──────── Data to process

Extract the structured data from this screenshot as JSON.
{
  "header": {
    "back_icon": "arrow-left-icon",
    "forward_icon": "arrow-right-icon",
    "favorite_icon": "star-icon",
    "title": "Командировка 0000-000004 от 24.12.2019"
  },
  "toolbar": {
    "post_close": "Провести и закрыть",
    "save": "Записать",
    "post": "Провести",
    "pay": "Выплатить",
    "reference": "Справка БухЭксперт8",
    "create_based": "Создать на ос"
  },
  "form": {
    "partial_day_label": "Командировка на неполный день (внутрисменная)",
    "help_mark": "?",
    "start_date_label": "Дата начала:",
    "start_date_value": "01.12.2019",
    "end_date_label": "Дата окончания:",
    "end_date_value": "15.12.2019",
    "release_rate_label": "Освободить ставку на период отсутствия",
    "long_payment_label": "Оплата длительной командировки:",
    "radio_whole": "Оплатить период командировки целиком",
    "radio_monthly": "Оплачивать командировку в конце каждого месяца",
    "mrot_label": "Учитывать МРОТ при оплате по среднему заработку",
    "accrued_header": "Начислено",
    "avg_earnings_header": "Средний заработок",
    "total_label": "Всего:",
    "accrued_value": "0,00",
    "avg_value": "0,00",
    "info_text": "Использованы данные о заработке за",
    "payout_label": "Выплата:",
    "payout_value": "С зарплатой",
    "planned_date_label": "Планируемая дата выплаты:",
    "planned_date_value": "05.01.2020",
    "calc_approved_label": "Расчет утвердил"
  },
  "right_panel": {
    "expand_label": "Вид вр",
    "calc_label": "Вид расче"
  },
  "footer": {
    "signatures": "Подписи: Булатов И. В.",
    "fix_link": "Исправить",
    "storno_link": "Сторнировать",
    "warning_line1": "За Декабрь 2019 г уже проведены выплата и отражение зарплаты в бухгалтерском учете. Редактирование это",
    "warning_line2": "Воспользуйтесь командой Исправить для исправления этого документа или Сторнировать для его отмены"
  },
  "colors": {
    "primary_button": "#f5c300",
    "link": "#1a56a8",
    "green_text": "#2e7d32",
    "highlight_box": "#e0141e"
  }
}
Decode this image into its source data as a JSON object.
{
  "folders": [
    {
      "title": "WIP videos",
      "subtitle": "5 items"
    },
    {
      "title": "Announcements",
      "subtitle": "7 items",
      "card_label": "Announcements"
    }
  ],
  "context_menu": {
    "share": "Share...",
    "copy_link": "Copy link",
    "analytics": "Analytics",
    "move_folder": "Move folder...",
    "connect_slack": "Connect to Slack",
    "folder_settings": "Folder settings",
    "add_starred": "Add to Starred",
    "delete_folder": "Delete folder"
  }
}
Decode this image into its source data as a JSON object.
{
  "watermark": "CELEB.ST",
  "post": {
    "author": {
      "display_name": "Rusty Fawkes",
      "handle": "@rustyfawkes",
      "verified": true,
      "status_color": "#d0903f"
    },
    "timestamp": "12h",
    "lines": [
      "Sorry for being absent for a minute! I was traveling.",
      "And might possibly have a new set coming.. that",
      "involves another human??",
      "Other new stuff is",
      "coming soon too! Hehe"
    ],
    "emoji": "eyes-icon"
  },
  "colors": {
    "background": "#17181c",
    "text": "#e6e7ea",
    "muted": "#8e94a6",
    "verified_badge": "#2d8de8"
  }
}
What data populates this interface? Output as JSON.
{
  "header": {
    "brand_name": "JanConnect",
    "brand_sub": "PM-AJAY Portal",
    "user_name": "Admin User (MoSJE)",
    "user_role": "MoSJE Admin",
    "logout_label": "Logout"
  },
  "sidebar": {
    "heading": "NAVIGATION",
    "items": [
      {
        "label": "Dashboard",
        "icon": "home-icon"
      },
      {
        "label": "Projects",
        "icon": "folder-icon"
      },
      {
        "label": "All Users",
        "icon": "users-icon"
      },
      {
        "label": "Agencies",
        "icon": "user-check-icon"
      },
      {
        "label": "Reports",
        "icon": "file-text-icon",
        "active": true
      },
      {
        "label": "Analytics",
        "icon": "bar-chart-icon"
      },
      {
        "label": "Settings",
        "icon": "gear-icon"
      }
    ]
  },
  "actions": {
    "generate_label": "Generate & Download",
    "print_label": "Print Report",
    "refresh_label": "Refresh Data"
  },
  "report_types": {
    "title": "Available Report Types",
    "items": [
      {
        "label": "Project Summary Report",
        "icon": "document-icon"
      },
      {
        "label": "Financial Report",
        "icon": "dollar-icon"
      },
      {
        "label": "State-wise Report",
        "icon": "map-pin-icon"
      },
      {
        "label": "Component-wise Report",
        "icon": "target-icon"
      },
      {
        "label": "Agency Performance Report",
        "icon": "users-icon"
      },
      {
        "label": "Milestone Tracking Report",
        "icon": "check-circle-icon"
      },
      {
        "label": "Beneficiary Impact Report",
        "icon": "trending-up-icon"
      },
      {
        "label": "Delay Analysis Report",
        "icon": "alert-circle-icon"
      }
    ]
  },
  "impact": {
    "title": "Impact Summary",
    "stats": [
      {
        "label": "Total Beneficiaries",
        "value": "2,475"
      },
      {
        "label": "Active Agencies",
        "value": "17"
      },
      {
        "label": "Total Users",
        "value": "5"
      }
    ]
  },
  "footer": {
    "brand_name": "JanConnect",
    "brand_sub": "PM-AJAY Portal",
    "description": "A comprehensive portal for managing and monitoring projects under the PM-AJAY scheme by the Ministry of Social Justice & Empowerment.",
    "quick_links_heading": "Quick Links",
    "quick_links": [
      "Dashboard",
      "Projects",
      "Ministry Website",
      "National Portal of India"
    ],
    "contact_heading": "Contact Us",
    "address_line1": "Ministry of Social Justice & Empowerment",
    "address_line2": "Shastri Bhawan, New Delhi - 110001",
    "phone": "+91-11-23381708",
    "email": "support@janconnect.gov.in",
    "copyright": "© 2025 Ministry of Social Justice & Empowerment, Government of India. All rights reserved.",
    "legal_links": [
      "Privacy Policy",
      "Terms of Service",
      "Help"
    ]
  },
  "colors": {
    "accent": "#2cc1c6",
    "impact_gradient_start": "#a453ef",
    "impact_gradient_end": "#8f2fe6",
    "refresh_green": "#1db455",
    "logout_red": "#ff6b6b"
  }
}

────────────────

> **Aim**
Copy every line in the listing above where the string "Summary" turns up.

> **Written reply**
        "label": "Project Summary Report",
    "title": "Impact Summary",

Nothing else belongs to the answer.